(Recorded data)
────────

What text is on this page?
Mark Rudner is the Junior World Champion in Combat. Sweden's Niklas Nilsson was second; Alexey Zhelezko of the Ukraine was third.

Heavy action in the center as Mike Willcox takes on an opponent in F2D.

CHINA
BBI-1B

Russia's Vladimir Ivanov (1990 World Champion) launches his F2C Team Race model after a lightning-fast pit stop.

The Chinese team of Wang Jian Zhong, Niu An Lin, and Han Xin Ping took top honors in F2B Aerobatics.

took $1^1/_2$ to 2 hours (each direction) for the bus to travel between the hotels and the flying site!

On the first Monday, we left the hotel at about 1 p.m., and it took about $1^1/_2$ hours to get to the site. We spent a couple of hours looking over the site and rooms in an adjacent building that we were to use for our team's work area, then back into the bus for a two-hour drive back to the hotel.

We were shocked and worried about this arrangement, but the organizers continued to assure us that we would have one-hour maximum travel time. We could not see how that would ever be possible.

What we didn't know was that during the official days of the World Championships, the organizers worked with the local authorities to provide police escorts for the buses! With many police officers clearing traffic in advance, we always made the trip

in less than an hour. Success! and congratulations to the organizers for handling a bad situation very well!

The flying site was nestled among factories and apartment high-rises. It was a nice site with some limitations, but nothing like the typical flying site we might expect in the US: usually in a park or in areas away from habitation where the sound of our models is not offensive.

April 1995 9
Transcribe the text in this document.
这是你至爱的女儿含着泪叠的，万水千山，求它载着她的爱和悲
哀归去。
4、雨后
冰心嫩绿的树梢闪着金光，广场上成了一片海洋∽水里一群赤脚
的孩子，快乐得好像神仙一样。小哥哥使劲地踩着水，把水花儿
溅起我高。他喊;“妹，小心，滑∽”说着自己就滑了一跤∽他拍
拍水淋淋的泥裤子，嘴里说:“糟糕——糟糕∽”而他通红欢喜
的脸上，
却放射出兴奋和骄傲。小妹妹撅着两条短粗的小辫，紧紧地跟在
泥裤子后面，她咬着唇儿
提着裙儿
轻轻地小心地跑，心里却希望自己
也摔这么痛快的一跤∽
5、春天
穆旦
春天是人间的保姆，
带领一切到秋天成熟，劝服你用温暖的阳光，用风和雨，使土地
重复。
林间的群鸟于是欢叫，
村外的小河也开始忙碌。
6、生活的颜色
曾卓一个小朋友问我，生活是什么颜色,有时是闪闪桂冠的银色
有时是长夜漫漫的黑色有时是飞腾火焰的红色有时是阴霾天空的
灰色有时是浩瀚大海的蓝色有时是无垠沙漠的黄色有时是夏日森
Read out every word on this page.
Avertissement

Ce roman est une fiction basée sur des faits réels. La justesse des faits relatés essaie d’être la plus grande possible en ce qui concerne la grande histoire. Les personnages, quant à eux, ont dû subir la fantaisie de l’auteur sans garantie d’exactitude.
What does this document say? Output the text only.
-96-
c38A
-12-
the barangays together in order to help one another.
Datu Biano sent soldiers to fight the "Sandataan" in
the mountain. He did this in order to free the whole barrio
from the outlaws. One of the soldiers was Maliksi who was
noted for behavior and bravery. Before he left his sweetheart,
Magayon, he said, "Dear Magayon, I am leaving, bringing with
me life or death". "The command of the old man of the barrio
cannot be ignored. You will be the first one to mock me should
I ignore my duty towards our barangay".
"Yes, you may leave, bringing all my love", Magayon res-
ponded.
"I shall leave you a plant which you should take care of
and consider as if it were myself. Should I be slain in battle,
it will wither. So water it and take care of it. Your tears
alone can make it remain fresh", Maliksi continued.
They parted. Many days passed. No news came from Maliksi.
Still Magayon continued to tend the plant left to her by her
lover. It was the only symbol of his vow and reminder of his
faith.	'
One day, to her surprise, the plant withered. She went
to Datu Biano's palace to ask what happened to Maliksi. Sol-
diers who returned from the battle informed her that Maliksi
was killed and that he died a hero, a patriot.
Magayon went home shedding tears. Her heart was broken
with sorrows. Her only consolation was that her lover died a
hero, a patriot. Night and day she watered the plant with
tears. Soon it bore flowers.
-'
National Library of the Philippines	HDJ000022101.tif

────────

— Set problem —
Extract the whole listing, character for character.

— Exercise result —
What text is on this page?
Mark Rudner is the Junior World Champion in Combat. Sweden's Niklas Nilsson was second; Alexey Zhelezko of the Ukraine was third.

Heavy action in the center as Mike Willcox takes on an opponent in F2D.

CHINA
BBI-1B

Russia's Vladimir Ivanov (1990 World Champion) launches his F2C Team Race model after a lightning-fast pit stop.

The Chinese team of Wang Jian Zhong, Niu An Lin, and Han Xin Ping took top honors in F2B Aerobatics.

took $1^1/_2$ to 2 hours (each direction) for the bus to travel between the hotels and the flying site!

On the first Monday, we left the hotel at about 1 p.m., and it took about $1^1/_2$ hours to get to the site. We spent a couple of hours looking over the site and rooms in an adjacent building that we were to use for our team's work area, then back into the bus for a two-hour drive back to the hotel.

We were shocked and worried about this arrangement, but the organizers continued to assure us that we would have one-hour maximum travel time. We could not see how that would ever be possible.

What we didn't know was that during the official days of the World Championships, the organizers worked with the local authorities to provide police escorts for the buses! With many police officers clearing traffic in advance, we always made the trip

in less than an hour. Success! and congratulations to the organizers for handling a bad situation very well!

The flying site was nestled among factories and apartment high-rises. It was a nice site with some limitations, but nothing like the typical flying site we might expect in the US: usually in a park or in areas away from habitation where the sound of our models is not offensive.

April 1995 9
Transcribe the text in this document.
这是你至爱的女儿含着泪叠的，万水千山，求它载着她的爱和悲
哀归去。
4、雨后
冰心嫩绿的树梢闪着金光，广场上成了一片海洋∽水里一群赤脚
的孩子，快乐得好像神仙一样。小哥哥使劲地踩着水，把水花儿
溅起我高。他喊;“妹，小心，滑∽”说着自己就滑了一跤∽他拍
拍水淋淋的泥裤子，嘴里说:“糟糕——糟糕∽”而他通红欢喜
的脸上，
却放射出兴奋和骄傲。小妹妹撅着两条短粗的小辫，紧紧地跟在
泥裤子后面，她咬着唇儿
提着裙儿
轻轻地小心地跑，心里却希望自己
也摔这么痛快的一跤∽
5、春天
穆旦
春天是人间的保姆，
带领一切到秋天成熟，劝服你用温暖的阳光，用风和雨，使土地
重复。
林间的群鸟于是欢叫，
村外的小河也开始忙碌。
6、生活的颜色
曾卓一个小朋友问我，生活是什么颜色,有时是闪闪桂冠的银色
有时是长夜漫漫的黑色有时是飞腾火焰的红色有时是阴霾天空的
灰色有时是浩瀚大海的蓝色有时是无垠沙漠的黄色有时是夏日森
Read out every word on this page.
Avertissement

Ce roman est une fiction basée sur des faits réels. La justesse des faits relatés essaie d’être la plus grande possible en ce qui concerne la grande histoire. Les personnages, quant à eux, ont dû subir la fantaisie de l’auteur sans garantie d’exactitude.
What does this document say? Output the text only.
-96-
c38A
-12-
the barangays together in order to help one another.
Datu Biano sent soldiers to fight the "Sandataan" in
the mountain. He did this in order to free the whole barrio
from the outlaws. One of the soldiers was Maliksi who was
noted for behavior and bravery. Before he left his sweetheart,
Magayon, he said, "Dear Magayon, I am leaving, bringing with
me life or death". "The command of the old man of the barrio
cannot be ignored. You will be the first one to mock me should
I ignore my duty towards our barangay".
"Yes, you may leave, bringing all my love", Magayon res-
ponded.
"I shall leave you a plant which you should take care of
and consider as if it were myself. Should I be slain in battle,
it will wither. So water it and take care of it. Your tears
alone can make it remain fresh", Maliksi continued.
They parted. Many days passed. No news came from Maliksi.
Still Magayon continued to tend the plant left to her by her
lover. It was the only symbol of his vow and reminder of his
faith.	'
One day, to her surprise, the plant withered. She went
to Datu Biano's palace to ask what happened to Maliksi. Sol-
diers who returned from the battle informed her that Maliksi
was killed and that he died a hero, a patriot.
Magayon went home shedding tears. Her heart was broken
with sorrows. Her only consolation was that her lover died a
hero, a patriot. Night and day she watered the plant with
tears. Soon it bore flowers.
-'
National Library of the Philippines	HDJ000022101.tif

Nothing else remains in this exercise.